— BEGIN MATERIAL FOR THIS TASK —

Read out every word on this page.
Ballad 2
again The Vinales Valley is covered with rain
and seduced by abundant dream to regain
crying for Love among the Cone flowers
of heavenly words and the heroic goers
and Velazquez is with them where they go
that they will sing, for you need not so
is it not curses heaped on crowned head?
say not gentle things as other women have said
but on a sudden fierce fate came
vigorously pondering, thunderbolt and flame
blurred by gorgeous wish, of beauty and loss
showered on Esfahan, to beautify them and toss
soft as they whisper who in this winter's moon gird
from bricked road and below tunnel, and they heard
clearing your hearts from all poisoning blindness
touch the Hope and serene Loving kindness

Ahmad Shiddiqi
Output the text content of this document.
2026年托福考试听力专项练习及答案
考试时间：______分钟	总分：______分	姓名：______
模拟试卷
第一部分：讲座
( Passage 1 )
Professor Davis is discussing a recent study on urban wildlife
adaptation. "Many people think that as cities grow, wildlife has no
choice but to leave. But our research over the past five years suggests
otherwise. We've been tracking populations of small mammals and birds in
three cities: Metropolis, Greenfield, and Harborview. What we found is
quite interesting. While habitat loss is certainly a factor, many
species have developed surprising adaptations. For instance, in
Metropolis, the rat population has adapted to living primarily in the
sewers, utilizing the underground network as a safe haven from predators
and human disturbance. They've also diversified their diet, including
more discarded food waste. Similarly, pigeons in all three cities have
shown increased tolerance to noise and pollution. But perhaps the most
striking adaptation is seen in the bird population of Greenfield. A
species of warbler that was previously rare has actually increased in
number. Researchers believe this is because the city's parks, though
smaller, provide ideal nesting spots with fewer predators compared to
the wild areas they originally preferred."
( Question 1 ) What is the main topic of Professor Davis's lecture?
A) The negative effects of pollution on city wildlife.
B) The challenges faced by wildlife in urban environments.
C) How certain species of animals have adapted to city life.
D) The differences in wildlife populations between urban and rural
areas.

— END MATERIAL FOR THIS TASK —

TASK >> Quote every entry exactly.

WRITTEN ANSWER >>
Read out every word on this page.
Ballad 2
again The Vinales Valley is covered with rain
and seduced by abundant dream to regain
crying for Love among the Cone flowers
of heavenly words and the heroic goers
and Velazquez is with them where they go
that they will sing, for you need not so
is it not curses heaped on crowned head?
say not gentle things as other women have said
but on a sudden fierce fate came
vigorously pondering, thunderbolt and flame
blurred by gorgeous wish, of beauty and loss
showered on Esfahan, to beautify them and toss
soft as they whisper who in this winter's moon gird
from bricked road and below tunnel, and they heard
clearing your hearts from all poisoning blindness
touch the Hope and serene Loving kindness

Ahmad Shiddiqi
Output the text content of this document.
2026年托福考试听力专项练习及答案
考试时间：______分钟	总分：______分	姓名：______
模拟试卷
第一部分：讲座
( Passage 1 )
Professor Davis is discussing a recent study on urban wildlife
adaptation. "Many people think that as cities grow, wildlife has no
choice but to leave. But our research over the past five years suggests
otherwise. We've been tracking populations of small mammals and birds in
three cities: Metropolis, Greenfield, and Harborview. What we found is
quite interesting. While habitat loss is certainly a factor, many
species have developed surprising adaptations. For instance, in
Metropolis, the rat population has adapted to living primarily in the
sewers, utilizing the underground network as a safe haven from predators
and human disturbance. They've also diversified their diet, including
more discarded food waste. Similarly, pigeons in all three cities have
shown increased tolerance to noise and pollution. But perhaps the most
striking adaptation is seen in the bird population of Greenfield. A
species of warbler that was previously rare has actually increased in
number. Researchers believe this is because the city's parks, though
smaller, provide ideal nesting spots with fewer predators compared to
the wild areas they originally preferred."
( Question 1 ) What is the main topic of Professor Davis's lecture?
A) The negative effects of pollution on city wildlife.
B) The challenges faced by wildlife in urban environments.
C) How certain species of animals have adapted to city life.
D) The differences in wildlife populations between urban and rural
areas.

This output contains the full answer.